- _RAW DATA_:
start

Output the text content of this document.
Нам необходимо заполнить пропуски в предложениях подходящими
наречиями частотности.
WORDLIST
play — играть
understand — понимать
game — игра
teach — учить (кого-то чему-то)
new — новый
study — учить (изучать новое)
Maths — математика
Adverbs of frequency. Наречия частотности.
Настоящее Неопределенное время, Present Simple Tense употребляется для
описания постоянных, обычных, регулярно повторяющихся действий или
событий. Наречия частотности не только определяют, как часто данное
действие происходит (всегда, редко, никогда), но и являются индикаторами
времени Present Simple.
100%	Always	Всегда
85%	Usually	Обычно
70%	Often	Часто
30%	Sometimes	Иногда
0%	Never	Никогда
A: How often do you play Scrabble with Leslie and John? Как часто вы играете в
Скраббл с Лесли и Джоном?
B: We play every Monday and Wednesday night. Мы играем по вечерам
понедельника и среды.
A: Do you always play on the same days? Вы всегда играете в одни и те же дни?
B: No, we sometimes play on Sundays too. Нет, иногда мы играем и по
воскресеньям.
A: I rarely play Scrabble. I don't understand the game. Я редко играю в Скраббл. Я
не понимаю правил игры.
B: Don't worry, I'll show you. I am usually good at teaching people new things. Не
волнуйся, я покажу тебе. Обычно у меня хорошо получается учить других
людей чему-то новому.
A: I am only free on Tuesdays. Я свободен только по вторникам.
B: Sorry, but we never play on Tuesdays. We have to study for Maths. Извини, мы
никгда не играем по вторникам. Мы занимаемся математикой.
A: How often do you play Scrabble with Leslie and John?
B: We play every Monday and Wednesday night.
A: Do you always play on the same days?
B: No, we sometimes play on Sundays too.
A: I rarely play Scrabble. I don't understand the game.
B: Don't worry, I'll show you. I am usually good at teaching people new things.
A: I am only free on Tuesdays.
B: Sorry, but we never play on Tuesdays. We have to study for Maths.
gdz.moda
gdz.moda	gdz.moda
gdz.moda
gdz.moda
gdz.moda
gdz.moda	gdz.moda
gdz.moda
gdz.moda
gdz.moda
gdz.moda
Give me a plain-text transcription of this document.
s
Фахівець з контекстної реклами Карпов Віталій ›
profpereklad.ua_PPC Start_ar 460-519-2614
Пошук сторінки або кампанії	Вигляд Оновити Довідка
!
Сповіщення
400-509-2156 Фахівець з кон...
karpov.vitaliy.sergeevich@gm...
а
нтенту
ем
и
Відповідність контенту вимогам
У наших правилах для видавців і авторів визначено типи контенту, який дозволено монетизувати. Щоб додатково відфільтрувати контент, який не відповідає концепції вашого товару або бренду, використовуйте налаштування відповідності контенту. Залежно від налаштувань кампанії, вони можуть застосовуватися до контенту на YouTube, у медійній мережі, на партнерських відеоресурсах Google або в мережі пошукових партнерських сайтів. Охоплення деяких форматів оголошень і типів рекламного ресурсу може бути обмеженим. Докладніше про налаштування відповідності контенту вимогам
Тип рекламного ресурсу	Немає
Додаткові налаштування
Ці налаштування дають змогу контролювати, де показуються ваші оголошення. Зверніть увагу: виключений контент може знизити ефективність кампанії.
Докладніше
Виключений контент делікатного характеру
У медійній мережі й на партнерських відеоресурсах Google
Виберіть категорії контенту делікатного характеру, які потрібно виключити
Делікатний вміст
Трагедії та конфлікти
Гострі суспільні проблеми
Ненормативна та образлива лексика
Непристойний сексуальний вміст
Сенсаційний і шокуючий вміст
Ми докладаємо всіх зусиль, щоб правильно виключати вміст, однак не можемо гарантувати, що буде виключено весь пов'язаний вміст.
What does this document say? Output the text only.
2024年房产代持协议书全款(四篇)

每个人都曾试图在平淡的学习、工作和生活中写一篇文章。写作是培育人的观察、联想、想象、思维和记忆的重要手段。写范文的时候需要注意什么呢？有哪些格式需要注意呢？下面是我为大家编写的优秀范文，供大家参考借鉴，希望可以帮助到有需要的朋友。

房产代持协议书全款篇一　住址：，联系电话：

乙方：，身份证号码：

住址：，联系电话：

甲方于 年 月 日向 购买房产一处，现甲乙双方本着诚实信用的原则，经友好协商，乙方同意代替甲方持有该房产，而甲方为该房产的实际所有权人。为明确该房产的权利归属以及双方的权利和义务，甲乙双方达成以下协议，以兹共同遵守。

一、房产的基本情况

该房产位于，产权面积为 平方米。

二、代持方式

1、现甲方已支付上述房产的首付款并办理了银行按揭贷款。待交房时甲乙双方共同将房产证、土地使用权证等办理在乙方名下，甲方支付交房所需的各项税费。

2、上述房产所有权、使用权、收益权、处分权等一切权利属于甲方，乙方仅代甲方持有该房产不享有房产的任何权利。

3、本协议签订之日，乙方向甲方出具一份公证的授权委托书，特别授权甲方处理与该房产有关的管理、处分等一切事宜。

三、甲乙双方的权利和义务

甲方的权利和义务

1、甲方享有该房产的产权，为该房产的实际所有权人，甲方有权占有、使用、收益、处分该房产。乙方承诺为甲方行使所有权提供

end

- _WORK TO BE COMPLETED_: Check each line of the records for "Output" and copy the ones that contain it.

- _ANSWER TO THIS EXERCISE_:
Output the text content of this document.
What does this document say? Output the text only.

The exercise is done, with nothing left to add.